REQUIREMENTS
Give the entries again, word for word.

MATERIAL TO PROCESS
□ □ □ □

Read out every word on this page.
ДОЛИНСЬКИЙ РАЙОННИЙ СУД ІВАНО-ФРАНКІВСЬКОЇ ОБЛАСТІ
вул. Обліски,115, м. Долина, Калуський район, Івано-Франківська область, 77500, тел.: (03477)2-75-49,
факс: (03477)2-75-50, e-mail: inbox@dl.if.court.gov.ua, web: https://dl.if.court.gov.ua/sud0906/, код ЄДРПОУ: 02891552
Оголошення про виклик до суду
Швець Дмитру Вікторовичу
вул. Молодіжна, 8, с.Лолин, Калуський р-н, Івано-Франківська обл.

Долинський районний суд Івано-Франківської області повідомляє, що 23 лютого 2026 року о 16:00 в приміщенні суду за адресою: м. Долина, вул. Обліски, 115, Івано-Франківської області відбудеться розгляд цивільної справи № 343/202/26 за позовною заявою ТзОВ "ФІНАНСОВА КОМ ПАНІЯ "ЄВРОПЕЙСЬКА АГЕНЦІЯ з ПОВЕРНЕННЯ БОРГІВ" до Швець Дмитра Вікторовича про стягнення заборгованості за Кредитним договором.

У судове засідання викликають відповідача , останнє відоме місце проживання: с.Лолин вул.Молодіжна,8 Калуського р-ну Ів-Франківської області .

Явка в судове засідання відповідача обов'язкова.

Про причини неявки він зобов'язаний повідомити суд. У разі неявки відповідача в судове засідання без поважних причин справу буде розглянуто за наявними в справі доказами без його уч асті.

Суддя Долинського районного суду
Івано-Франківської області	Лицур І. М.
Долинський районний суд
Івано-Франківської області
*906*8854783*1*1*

□ □ □ □

COMPLETE ANSWER
Read out every word on this page.
ДОЛИНСЬКИЙ РАЙОННИЙ СУД ІВАНО-ФРАНКІВСЬКОЇ ОБЛАСТІ
вул. Обліски,115, м. Долина, Калуський район, Івано-Франківська область, 77500, тел.: (03477)2-75-49,
факс: (03477)2-75-50, e-mail: inbox@dl.if.court.gov.ua, web: https://dl.if.court.gov.ua/sud0906/, код ЄДРПОУ: 02891552
Оголошення про виклик до суду
Швець Дмитру Вікторовичу
вул. Молодіжна, 8, с.Лолин, Калуський р-н, Івано-Франківська обл.

Долинський районний суд Івано-Франківської області повідомляє, що 23 лютого 2026 року о 16:00 в приміщенні суду за адресою: м. Долина, вул. Обліски, 115, Івано-Франківської області відбудеться розгляд цивільної справи № 343/202/26 за позовною заявою ТзОВ "ФІНАНСОВА КОМ ПАНІЯ "ЄВРОПЕЙСЬКА АГЕНЦІЯ з ПОВЕРНЕННЯ БОРГІВ" до Швець Дмитра Вікторовича про стягнення заборгованості за Кредитним договором.

У судове засідання викликають відповідача , останнє відоме місце проживання: с.Лолин вул.Молодіжна,8 Калуського р-ну Ів-Франківської області .

Явка в судове засідання відповідача обов'язкова.

Про причини неявки він зобов'язаний повідомити суд. У разі неявки відповідача в судове засідання без поважних причин справу буде розглянуто за наявними в справі доказами без його уч асті.

Суддя Долинського районного суду
Івано-Франківської області	Лицур І. М.
Долинський районний суд
Івано-Франківської області
*906*8854783*1*1*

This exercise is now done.